_To do_. Reproduce all records verbatim.

+++

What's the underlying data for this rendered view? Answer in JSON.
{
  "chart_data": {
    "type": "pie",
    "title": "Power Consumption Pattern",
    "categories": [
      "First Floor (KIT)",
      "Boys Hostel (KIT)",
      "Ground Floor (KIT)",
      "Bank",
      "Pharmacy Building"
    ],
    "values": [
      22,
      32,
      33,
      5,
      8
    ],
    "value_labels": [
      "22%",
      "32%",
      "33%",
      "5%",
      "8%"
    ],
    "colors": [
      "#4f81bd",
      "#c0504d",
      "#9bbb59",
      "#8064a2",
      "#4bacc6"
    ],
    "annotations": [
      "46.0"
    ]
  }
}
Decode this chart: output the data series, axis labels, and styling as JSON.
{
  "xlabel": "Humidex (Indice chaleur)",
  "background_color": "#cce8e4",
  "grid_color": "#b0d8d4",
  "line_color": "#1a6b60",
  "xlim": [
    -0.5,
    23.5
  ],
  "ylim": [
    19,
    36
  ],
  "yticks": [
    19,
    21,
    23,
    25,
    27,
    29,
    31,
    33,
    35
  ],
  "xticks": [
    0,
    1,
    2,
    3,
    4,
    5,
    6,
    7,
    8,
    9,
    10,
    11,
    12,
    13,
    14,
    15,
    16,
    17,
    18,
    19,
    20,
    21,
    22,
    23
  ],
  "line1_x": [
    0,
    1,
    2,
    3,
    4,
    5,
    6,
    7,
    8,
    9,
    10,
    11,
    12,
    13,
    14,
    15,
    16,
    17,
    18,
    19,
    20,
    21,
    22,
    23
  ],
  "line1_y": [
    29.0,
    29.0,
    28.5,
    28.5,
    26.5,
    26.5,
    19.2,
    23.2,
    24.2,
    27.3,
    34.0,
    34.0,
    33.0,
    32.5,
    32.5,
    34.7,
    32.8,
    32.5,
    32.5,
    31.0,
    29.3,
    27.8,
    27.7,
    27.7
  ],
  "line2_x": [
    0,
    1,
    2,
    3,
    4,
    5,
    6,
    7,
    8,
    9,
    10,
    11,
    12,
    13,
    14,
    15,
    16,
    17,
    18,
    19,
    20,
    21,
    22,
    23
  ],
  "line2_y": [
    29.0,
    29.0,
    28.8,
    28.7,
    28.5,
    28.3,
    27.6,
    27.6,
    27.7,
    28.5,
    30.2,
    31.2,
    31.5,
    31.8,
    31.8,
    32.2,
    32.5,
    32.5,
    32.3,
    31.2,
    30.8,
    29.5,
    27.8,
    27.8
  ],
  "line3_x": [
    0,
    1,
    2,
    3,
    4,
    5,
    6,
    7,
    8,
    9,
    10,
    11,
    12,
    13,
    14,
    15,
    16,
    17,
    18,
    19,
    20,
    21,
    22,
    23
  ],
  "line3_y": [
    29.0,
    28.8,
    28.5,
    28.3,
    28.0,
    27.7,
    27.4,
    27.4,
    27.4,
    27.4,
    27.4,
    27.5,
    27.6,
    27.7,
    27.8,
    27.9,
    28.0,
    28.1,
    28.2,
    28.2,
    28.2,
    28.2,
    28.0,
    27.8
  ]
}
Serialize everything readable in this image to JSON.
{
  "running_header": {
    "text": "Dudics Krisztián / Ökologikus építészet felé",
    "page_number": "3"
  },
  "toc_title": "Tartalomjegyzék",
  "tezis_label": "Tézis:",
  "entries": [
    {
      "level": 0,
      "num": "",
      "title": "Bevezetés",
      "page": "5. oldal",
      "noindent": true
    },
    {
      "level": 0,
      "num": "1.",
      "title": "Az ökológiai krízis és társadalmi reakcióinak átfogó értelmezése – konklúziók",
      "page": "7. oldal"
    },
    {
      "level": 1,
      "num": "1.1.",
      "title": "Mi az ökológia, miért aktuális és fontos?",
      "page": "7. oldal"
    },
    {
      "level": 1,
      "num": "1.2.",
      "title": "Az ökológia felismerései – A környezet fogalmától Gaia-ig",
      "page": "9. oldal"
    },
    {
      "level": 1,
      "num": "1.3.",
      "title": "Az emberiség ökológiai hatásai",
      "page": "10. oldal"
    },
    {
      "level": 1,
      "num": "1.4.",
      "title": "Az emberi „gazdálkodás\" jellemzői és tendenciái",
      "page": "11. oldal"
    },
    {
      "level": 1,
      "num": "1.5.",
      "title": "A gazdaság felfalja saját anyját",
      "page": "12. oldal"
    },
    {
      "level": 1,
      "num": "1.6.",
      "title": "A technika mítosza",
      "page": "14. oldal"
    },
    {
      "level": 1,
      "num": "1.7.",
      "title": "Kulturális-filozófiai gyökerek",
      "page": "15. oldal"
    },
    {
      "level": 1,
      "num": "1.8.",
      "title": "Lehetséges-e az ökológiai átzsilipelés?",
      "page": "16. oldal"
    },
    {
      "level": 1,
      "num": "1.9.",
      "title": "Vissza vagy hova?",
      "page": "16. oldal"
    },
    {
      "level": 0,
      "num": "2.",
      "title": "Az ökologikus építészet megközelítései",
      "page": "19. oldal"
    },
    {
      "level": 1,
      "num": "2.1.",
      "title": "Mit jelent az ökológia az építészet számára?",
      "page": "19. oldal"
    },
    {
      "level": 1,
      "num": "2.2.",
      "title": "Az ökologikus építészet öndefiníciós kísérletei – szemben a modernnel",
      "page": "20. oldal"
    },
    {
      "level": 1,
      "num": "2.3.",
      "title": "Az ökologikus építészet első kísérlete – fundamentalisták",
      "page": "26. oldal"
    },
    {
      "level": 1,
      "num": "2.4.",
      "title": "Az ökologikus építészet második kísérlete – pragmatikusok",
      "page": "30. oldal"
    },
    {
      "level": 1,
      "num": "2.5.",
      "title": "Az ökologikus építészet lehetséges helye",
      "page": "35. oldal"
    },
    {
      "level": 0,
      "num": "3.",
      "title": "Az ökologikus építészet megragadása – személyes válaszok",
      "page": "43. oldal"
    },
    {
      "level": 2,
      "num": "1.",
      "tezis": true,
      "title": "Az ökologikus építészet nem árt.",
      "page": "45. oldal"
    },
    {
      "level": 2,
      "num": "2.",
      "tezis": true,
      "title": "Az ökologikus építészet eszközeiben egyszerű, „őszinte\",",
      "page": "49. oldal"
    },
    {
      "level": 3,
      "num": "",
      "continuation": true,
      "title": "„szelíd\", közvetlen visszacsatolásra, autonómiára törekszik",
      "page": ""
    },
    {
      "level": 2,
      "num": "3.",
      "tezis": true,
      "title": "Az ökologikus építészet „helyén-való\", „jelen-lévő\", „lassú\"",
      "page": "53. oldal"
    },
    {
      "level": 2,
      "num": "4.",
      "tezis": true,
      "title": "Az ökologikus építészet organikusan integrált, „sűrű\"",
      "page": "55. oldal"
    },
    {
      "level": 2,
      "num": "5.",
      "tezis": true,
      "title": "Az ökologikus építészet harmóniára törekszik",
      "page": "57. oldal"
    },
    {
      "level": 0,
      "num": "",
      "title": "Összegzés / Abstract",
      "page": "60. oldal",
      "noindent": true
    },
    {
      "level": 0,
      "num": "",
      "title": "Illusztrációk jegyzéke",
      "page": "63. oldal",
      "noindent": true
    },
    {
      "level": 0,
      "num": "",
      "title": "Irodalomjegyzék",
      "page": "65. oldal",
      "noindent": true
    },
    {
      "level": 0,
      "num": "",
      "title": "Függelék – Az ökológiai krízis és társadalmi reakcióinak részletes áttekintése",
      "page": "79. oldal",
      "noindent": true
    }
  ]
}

+++

_Exercise answer_.
What's the underlying data for this rendered view? Answer in JSON.
{
  "chart_data": {
    "type": "pie",
    "title": "Power Consumption Pattern",
    "categories": [
      "First Floor (KIT)",
      "Boys Hostel (KIT)",
      "Ground Floor (KIT)",
      "Bank",
      "Pharmacy Building"
    ],
    "values": [
      22,
      32,
      33,
      5,
      8
    ],
    "value_labels": [
      "22%",
      "32%",
      "33%",
      "5%",
      "8%"
    ],
    "colors": [
      "#4f81bd",
      "#c0504d",
      "#9bbb59",
      "#8064a2",
      "#4bacc6"
    ],
    "annotations": [
      "46.0"
    ]
  }
}
Decode this chart: output the data series, axis labels, and styling as JSON.
{
  "xlabel": "Humidex (Indice chaleur)",
  "background_color": "#cce8e4",
  "grid_color": "#b0d8d4",
  "line_color": "#1a6b60",
  "xlim": [
    -0.5,
    23.5
  ],
  "ylim": [
    19,
    36
  ],
  "yticks": [
    19,
    21,
    23,
    25,
    27,
    29,
    31,
    33,
    35
  ],
  "xticks": [
    0,
    1,
    2,
    3,
    4,
    5,
    6,
    7,
    8,
    9,
    10,
    11,
    12,
    13,
    14,
    15,
    16,
    17,
    18,
    19,
    20,
    21,
    22,
    23
  ],
  "line1_x": [
    0,
    1,
    2,
    3,
    4,
    5,
    6,
    7,
    8,
    9,
    10,
    11,
    12,
    13,
    14,
    15,
    16,
    17,
    18,
    19,
    20,
    21,
    22,
    23
  ],
  "line1_y": [
    29.0,
    29.0,
    28.5,
    28.5,
    26.5,
    26.5,
    19.2,
    23.2,
    24.2,
    27.3,
    34.0,
    34.0,
    33.0,
    32.5,
    32.5,
    34.7,
    32.8,
    32.5,
    32.5,
    31.0,
    29.3,
    27.8,
    27.7,
    27.7
  ],
  "line2_x": [
    0,
    1,
    2,
    3,
    4,
    5,
    6,
    7,
    8,
    9,
    10,
    11,
    12,
    13,
    14,
    15,
    16,
    17,
    18,
    19,
    20,
    21,
    22,
    23
  ],
  "line2_y": [
    29.0,
    29.0,
    28.8,
    28.7,
    28.5,
    28.3,
    27.6,
    27.6,
    27.7,
    28.5,
    30.2,
    31.2,
    31.5,
    31.8,
    31.8,
    32.2,
    32.5,
    32.5,
    32.3,
    31.2,
    30.8,
    29.5,
    27.8,
    27.8
  ],
  "line3_x": [
    0,
    1,
    2,
    3,
    4,
    5,
    6,
    7,
    8,
    9,
    10,
    11,
    12,
    13,
    14,
    15,
    16,
    17,
    18,
    19,
    20,
    21,
    22,
    23
  ],
  "line3_y": [
    29.0,
    28.8,
    28.5,
    28.3,
    28.0,
    27.7,
    27.4,
    27.4,
    27.4,
    27.4,
    27.4,
    27.5,
    27.6,
    27.7,
    27.8,
    27.9,
    28.0,
    28.1,
    28.2,
    28.2,
    28.2,
    28.2,
    28.0,
    27.8
  ]
}
Serialize everything readable in this image to JSON.
{
  "running_header": {
    "text": "Dudics Krisztián / Ökologikus építészet felé",
    "page_number": "3"
  },
  "toc_title": "Tartalomjegyzék",
  "tezis_label": "Tézis:",
  "entries": [
    {
      "level": 0,
      "num": "",
      "title": "Bevezetés",
      "page": "5. oldal",
      "noindent": true
    },
    {
      "level": 0,
      "num": "1.",
      "title": "Az ökológiai krízis és társadalmi reakcióinak átfogó értelmezése – konklúziók",
      "page": "7. oldal"
    },
    {
      "level": 1,
      "num": "1.1.",
      "title": "Mi az ökológia, miért aktuális és fontos?",
      "page": "7. oldal"
    },
    {
      "level": 1,
      "num": "1.2.",
      "title": "Az ökológia felismerései – A környezet fogalmától Gaia-ig",
      "page": "9. oldal"
    },
    {
      "level": 1,
      "num": "1.3.",
      "title": "Az emberiség ökológiai hatásai",
      "page": "10. oldal"
    },
    {
      "level": 1,
      "num": "1.4.",
      "title": "Az emberi „gazdálkodás\" jellemzői és tendenciái",
      "page": "11. oldal"
    },
    {
      "level": 1,
      "num": "1.5.",
      "title": "A gazdaság felfalja saját anyját",
      "page": "12. oldal"
    },
    {
      "level": 1,
      "num": "1.6.",
      "title": "A technika mítosza",
      "page": "14. oldal"
    },
    {
      "level": 1,
      "num": "1.7.",
      "title": "Kulturális-filozófiai gyökerek",
      "page": "15. oldal"
    },
    {
      "level": 1,
      "num": "1.8.",
      "title": "Lehetséges-e az ökológiai átzsilipelés?",
      "page": "16. oldal"
    },
    {
      "level": 1,
      "num": "1.9.",
      "title": "Vissza vagy hova?",
      "page": "16. oldal"
    },
    {
      "level": 0,
      "num": "2.",
      "title": "Az ökologikus építészet megközelítései",
      "page": "19. oldal"
    },
    {
      "level": 1,
      "num": "2.1.",
      "title": "Mit jelent az ökológia az építészet számára?",
      "page": "19. oldal"
    },
    {
      "level": 1,
      "num": "2.2.",
      "title": "Az ökologikus építészet öndefiníciós kísérletei – szemben a modernnel",
      "page": "20. oldal"
    },
    {
      "level": 1,
      "num": "2.3.",
      "title": "Az ökologikus építészet első kísérlete – fundamentalisták",
      "page": "26. oldal"
    },
    {
      "level": 1,
      "num": "2.4.",
      "title": "Az ökologikus építészet második kísérlete – pragmatikusok",
      "page": "30. oldal"
    },
    {
      "level": 1,
      "num": "2.5.",
      "title": "Az ökologikus építészet lehetséges helye",
      "page": "35. oldal"
    },
    {
      "level": 0,
      "num": "3.",
      "title": "Az ökologikus építészet megragadása – személyes válaszok",
      "page": "43. oldal"
    },
    {
      "level": 2,
      "num": "1.",
      "tezis": true,
      "title": "Az ökologikus építészet nem árt.",
      "page": "45. oldal"
    },
    {
      "level": 2,
      "num": "2.",
      "tezis": true,
      "title": "Az ökologikus építészet eszközeiben egyszerű, „őszinte\",",
      "page": "49. oldal"
    },
    {
      "level": 3,
      "num": "",
      "continuation": true,
      "title": "„szelíd\", közvetlen visszacsatolásra, autonómiára törekszik",
      "page": ""
    },
    {
      "level": 2,
      "num": "3.",
      "tezis": true,
      "title": "Az ökologikus építészet „helyén-való\", „jelen-lévő\", „lassú\"",
      "page": "53. oldal"
    },
    {
      "level": 2,
      "num": "4.",
      "tezis": true,
      "title": "Az ökologikus építészet organikusan integrált, „sűrű\"",
      "page": "55. oldal"
    },
    {
      "level": 2,
      "num": "5.",
      "tezis": true,
      "title": "Az ökologikus építészet harmóniára törekszik",
      "page": "57. oldal"
    },
    {
      "level": 0,
      "num": "",
      "title": "Összegzés / Abstract",
      "page": "60. oldal",
      "noindent": true
    },
    {
      "level": 0,
      "num": "",
      "title": "Illusztrációk jegyzéke",
      "page": "63. oldal",
      "noindent": true
    },
    {
      "level": 0,
      "num": "",
      "title": "Irodalomjegyzék",
      "page": "65. oldal",
      "noindent": true
    },
    {
      "level": 0,
      "num": "",
      "title": "Függelék – Az ökológiai krízis és társadalmi reakcióinak részletes áttekintése",
      "page": "79. oldal",
      "noindent": true
    }
  ]
}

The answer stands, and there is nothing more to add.